> _EXERCISE DIRECTIONS_:
In the material below, repeat only the lines from the one that holds "Read all visible content and emit it as JSON." through the final line, exactly as they stand.

> _DATA SHOWN_:

+++

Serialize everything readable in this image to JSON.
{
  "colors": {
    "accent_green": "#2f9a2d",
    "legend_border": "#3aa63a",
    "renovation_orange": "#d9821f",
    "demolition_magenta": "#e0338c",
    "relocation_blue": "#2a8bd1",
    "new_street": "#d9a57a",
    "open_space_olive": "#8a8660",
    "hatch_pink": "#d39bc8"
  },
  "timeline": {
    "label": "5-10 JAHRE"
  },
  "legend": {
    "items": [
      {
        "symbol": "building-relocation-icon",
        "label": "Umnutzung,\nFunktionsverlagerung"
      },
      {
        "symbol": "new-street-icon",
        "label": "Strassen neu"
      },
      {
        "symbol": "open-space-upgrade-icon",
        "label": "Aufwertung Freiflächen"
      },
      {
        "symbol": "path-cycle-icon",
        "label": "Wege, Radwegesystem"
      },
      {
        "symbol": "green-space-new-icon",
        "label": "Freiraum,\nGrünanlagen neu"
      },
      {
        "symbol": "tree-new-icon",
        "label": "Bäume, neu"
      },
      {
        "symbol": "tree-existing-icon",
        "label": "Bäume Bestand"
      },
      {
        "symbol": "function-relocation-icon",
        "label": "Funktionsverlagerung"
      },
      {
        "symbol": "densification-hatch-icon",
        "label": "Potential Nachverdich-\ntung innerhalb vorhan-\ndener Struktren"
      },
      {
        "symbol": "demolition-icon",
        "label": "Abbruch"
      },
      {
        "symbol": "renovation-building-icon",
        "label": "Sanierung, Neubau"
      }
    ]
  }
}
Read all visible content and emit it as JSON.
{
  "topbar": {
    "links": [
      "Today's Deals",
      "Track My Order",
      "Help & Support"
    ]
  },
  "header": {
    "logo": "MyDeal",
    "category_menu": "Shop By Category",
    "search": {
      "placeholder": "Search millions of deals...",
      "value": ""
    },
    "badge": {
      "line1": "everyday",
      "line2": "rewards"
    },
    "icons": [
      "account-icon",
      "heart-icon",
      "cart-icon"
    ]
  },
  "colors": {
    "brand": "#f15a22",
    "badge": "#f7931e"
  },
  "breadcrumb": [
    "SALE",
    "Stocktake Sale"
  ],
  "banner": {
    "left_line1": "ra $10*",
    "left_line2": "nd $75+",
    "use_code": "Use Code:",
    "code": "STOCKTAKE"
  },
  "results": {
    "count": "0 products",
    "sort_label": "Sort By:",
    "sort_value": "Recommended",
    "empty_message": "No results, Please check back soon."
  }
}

+++

> _THE COMPLETED TASK_:
Read all visible content and emit it as JSON.
{
  "topbar": {
    "links": [
      "Today's Deals",
      "Track My Order",
      "Help & Support"
    ]
  },
  "header": {
    "logo": "MyDeal",
    "category_menu": "Shop By Category",
    "search": {
      "placeholder": "Search millions of deals...",
      "value": ""
    },
    "badge": {
      "line1": "everyday",
      "line2": "rewards"
    },
    "icons": [
      "account-icon",
      "heart-icon",
      "cart-icon"
    ]
  },
  "colors": {
    "brand": "#f15a22",
    "badge": "#f7931e"
  },
  "breadcrumb": [
    "SALE",
    "Stocktake Sale"
  ],
  "banner": {
    "left_line1": "ra $10*",
    "left_line2": "nd $75+",
    "use_code": "Use Code:",
    "code": "STOCKTAKE"
  },
  "results": {
    "count": "0 products",
    "sort_label": "Sort By:",
    "sort_value": "Recommended",
    "empty_message": "No results, Please check back soon."
  }
}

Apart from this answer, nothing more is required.